Source records
----------------------------------------

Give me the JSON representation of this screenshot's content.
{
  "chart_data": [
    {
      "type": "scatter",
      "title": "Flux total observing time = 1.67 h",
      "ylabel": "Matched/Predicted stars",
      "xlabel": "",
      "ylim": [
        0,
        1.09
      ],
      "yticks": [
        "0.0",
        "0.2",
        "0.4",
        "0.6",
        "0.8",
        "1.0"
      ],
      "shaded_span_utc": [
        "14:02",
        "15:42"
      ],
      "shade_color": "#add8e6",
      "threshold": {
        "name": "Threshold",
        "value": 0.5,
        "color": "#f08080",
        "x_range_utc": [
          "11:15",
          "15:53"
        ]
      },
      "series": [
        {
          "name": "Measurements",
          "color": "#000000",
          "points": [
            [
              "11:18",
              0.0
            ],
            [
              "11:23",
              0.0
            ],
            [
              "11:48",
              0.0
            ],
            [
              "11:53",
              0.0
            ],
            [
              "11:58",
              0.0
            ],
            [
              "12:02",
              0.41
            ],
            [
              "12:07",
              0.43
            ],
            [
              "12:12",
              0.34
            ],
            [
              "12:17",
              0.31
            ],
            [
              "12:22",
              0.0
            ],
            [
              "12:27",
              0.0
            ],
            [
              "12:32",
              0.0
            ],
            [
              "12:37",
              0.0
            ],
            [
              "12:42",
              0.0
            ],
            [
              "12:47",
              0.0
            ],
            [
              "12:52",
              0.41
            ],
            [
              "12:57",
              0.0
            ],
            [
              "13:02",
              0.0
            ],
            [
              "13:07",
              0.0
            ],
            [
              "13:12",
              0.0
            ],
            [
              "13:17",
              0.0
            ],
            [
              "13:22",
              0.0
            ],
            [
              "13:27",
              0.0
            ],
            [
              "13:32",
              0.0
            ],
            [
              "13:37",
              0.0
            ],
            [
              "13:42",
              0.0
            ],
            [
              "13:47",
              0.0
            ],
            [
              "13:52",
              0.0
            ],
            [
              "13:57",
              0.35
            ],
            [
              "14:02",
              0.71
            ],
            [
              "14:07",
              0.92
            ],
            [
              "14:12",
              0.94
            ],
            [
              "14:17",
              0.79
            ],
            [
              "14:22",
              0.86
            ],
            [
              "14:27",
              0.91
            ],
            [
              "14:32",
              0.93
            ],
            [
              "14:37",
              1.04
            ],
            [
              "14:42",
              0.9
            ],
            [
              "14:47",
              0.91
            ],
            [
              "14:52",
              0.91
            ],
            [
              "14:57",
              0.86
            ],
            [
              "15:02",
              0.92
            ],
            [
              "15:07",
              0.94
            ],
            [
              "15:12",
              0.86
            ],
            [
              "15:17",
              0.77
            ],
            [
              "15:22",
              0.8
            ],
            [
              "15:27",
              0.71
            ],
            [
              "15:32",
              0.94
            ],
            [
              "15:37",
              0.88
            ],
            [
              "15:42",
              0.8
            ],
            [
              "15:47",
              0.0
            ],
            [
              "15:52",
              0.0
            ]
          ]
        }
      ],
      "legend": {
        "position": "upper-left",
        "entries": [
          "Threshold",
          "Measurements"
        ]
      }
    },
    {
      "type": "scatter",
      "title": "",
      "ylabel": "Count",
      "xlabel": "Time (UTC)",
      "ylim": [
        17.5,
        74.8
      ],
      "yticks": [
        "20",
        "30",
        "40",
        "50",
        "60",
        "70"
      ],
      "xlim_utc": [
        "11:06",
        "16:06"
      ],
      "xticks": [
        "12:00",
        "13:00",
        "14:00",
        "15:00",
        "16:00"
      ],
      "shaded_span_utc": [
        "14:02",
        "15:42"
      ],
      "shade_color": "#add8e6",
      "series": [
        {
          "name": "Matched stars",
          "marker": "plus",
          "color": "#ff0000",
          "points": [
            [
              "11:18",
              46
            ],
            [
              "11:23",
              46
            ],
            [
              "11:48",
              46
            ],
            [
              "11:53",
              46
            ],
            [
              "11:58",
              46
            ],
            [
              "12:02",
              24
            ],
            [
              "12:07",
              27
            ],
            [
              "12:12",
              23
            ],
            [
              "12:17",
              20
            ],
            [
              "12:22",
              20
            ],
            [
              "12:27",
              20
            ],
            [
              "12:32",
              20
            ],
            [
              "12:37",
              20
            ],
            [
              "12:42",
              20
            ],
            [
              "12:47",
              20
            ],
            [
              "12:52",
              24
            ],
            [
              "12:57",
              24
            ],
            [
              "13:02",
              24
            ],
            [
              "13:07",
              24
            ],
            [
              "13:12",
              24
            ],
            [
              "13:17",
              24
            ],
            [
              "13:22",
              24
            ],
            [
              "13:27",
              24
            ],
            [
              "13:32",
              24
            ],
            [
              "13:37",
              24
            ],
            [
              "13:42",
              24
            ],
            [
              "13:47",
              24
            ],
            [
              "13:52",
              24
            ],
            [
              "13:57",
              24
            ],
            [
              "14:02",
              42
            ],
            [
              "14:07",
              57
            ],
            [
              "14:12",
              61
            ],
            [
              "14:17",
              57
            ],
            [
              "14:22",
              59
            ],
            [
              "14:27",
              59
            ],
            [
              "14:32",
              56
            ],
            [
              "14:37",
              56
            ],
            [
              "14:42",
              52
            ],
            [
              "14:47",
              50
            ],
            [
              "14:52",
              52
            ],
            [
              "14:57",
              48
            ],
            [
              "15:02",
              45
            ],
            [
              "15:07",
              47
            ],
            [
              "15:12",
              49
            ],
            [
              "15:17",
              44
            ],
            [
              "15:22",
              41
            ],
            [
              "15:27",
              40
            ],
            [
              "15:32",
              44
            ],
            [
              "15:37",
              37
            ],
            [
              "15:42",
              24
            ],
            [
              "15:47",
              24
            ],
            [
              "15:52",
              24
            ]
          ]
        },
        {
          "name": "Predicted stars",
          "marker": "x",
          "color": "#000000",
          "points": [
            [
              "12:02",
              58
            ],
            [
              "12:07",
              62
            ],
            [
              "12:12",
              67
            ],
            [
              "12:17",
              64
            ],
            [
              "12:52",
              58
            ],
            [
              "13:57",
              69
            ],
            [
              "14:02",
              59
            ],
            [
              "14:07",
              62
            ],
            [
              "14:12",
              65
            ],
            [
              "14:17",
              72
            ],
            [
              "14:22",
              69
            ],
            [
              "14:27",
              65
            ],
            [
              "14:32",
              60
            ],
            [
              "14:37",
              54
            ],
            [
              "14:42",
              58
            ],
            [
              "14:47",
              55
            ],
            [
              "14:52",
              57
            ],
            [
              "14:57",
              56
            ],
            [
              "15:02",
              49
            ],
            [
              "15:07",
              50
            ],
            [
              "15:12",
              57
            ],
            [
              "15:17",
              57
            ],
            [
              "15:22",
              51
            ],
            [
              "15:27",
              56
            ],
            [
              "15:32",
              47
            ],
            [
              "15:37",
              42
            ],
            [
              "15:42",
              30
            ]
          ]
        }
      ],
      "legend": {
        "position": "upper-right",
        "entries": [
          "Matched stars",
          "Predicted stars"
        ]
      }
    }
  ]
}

----------------------------------------

# Your task:
Go through the listing above and pull out each line containing the word "stars".

# Response for this exercise:
      "ylabel": "Matched/Predicted stars",
          "name": "Matched stars",
          "name": "Predicted stars",
          "Matched stars",
          "Predicted stars"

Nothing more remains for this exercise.